**Problem requirements**. Extract every line of the material that holds the string "Labour".

**Dataset**.
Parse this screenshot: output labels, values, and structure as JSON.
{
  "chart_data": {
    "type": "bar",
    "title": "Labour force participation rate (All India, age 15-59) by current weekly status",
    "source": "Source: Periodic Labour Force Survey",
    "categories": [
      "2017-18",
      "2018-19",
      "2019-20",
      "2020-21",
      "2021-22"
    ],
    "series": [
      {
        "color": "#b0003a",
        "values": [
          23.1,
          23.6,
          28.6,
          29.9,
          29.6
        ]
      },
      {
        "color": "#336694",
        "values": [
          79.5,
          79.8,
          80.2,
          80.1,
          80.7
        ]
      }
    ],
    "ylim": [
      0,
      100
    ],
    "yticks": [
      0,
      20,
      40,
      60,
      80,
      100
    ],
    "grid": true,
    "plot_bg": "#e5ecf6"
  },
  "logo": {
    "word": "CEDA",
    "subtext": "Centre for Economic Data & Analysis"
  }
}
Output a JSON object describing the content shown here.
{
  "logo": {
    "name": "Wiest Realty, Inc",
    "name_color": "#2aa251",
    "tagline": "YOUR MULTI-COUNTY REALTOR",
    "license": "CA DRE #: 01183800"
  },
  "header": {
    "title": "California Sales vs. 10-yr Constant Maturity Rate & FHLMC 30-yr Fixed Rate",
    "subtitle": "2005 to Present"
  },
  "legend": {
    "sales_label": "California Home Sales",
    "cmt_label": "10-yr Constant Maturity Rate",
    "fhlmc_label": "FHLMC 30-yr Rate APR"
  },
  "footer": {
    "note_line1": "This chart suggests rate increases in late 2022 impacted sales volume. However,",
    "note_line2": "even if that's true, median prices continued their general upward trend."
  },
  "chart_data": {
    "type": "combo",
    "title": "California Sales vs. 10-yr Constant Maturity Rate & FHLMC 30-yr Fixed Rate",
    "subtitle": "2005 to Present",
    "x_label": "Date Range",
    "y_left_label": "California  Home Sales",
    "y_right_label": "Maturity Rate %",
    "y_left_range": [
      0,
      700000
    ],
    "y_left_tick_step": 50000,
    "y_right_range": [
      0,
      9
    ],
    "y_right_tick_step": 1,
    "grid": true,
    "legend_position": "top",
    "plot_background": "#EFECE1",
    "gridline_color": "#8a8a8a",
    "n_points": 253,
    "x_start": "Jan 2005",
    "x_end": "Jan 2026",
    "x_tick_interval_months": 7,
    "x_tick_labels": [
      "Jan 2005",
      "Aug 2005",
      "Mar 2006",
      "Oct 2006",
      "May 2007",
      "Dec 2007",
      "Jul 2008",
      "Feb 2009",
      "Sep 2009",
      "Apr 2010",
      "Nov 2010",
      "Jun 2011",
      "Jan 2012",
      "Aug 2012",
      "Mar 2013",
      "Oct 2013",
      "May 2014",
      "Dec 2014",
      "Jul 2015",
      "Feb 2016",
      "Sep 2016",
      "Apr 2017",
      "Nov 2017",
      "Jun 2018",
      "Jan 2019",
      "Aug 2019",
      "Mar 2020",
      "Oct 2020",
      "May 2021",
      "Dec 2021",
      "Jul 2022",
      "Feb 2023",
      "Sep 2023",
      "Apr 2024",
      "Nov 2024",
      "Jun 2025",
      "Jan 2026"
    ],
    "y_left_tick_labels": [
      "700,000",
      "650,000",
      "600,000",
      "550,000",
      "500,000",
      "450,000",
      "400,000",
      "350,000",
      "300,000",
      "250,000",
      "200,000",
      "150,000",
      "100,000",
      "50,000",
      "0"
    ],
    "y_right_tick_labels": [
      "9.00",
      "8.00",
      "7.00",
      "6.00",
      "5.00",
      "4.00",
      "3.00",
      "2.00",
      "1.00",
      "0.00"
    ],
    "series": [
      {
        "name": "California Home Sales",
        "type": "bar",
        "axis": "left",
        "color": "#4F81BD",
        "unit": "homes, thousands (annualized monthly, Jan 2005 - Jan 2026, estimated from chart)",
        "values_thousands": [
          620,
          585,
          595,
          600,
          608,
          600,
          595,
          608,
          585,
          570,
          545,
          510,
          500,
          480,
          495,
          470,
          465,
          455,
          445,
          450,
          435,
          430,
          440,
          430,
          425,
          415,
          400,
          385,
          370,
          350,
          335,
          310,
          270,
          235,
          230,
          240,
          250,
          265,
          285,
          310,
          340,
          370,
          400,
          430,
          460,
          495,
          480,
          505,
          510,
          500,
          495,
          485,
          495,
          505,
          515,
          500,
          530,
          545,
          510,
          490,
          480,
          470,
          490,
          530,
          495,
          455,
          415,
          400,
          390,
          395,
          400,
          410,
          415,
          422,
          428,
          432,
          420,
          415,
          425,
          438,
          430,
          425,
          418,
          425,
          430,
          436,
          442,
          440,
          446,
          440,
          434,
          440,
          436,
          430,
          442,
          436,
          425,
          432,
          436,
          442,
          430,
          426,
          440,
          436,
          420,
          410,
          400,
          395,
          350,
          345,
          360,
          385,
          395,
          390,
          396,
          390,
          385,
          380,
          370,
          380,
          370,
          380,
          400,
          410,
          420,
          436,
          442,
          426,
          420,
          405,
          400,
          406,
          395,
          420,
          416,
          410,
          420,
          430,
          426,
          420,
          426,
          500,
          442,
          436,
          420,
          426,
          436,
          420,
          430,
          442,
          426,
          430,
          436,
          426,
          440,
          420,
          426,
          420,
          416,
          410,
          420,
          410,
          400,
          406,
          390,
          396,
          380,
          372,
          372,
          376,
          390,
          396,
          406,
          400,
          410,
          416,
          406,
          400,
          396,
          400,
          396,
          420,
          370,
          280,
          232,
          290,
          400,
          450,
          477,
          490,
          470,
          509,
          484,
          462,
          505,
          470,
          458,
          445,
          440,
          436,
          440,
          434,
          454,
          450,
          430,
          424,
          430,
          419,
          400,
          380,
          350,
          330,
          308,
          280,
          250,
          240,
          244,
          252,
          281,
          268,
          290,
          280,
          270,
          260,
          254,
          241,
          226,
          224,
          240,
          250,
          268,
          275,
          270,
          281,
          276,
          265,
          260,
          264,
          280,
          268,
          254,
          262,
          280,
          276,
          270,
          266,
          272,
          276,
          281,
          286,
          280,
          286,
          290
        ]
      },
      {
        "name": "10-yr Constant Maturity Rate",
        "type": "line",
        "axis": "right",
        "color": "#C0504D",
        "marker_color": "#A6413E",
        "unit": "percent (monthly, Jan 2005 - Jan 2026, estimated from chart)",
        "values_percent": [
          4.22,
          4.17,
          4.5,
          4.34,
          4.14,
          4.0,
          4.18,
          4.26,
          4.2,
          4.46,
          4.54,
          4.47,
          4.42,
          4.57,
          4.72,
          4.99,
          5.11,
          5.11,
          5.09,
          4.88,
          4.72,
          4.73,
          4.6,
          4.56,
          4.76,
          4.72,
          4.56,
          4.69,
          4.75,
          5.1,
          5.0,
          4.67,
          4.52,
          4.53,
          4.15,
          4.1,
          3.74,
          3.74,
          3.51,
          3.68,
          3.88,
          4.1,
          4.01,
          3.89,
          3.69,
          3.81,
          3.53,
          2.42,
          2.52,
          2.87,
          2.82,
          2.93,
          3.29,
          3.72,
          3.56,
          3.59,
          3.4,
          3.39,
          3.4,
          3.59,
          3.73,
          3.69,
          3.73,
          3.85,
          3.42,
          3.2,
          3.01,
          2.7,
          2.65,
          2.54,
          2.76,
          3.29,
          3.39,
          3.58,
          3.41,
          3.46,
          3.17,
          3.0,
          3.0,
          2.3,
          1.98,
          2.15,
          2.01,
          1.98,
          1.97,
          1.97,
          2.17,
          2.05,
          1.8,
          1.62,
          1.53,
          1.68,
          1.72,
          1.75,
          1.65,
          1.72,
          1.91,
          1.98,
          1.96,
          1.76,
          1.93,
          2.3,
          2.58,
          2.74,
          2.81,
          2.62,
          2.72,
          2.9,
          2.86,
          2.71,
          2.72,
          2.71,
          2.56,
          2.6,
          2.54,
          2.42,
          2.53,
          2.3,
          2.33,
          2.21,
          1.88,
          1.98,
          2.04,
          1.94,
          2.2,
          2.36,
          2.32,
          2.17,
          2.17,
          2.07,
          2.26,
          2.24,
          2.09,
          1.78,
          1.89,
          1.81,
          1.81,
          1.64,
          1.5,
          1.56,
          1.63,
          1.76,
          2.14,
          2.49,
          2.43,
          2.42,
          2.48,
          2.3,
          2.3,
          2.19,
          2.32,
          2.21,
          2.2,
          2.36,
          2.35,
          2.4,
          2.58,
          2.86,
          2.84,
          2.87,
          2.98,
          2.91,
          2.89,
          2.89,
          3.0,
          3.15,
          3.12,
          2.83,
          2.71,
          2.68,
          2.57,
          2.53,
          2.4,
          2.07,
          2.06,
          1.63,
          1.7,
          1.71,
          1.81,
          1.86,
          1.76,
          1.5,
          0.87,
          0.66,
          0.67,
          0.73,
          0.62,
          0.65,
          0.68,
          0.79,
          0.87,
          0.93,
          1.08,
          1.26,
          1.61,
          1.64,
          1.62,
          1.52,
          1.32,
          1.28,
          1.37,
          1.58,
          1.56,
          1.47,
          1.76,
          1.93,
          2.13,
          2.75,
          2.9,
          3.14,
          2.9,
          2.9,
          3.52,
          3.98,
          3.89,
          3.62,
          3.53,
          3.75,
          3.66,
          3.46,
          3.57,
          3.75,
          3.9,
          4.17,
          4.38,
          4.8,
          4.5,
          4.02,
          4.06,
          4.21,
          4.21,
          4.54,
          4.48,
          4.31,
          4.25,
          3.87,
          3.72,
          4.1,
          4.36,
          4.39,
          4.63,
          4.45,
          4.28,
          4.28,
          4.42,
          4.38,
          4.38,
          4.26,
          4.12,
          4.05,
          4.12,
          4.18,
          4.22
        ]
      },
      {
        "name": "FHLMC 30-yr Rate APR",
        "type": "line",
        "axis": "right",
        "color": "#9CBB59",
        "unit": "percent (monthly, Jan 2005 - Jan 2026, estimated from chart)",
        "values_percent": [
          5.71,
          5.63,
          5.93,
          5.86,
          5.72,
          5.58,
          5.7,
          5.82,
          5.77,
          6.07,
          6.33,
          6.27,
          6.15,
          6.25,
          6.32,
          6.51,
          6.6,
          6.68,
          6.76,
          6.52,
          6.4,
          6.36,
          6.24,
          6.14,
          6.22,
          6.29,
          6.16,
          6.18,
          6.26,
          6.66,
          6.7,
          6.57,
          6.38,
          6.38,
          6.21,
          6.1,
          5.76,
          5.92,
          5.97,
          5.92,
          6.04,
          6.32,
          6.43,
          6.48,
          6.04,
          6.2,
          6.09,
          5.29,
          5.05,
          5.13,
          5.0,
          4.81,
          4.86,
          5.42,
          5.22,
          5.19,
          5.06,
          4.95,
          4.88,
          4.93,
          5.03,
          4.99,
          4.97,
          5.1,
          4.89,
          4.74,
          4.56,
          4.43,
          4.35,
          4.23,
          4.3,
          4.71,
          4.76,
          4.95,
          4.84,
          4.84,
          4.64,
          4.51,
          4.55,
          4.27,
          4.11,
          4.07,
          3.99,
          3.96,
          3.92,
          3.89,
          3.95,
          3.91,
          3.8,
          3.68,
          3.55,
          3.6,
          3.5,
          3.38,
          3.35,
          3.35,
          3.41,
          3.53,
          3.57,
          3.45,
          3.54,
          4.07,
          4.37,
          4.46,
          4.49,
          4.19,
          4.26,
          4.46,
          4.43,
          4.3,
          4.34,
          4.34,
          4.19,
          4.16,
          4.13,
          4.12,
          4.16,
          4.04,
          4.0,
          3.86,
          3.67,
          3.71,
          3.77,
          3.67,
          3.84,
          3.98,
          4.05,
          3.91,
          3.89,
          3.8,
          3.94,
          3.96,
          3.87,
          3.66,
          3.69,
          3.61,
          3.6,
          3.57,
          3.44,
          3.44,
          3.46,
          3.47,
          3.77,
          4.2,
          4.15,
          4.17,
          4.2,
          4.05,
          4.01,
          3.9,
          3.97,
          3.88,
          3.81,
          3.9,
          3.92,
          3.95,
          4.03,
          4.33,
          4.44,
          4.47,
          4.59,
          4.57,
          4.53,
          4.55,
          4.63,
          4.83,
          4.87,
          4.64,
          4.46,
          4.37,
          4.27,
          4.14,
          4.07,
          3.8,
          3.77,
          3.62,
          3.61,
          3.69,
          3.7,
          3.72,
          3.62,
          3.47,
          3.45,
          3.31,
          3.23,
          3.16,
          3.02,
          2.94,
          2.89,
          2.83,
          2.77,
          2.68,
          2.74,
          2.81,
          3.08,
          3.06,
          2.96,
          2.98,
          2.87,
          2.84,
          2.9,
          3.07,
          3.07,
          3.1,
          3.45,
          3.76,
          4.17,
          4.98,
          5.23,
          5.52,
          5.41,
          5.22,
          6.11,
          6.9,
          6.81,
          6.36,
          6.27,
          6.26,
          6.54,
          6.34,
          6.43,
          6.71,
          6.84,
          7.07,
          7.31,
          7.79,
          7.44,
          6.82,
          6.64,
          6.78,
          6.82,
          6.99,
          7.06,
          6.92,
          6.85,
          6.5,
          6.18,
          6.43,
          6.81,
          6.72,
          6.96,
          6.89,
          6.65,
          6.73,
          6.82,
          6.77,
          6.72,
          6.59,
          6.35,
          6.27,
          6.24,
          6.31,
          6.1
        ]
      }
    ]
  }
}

**Full answer**.
    "title": "Labour force participation rate (All India, age 15-59) by current weekly status",
    "source": "Source: Periodic Labour Force Survey",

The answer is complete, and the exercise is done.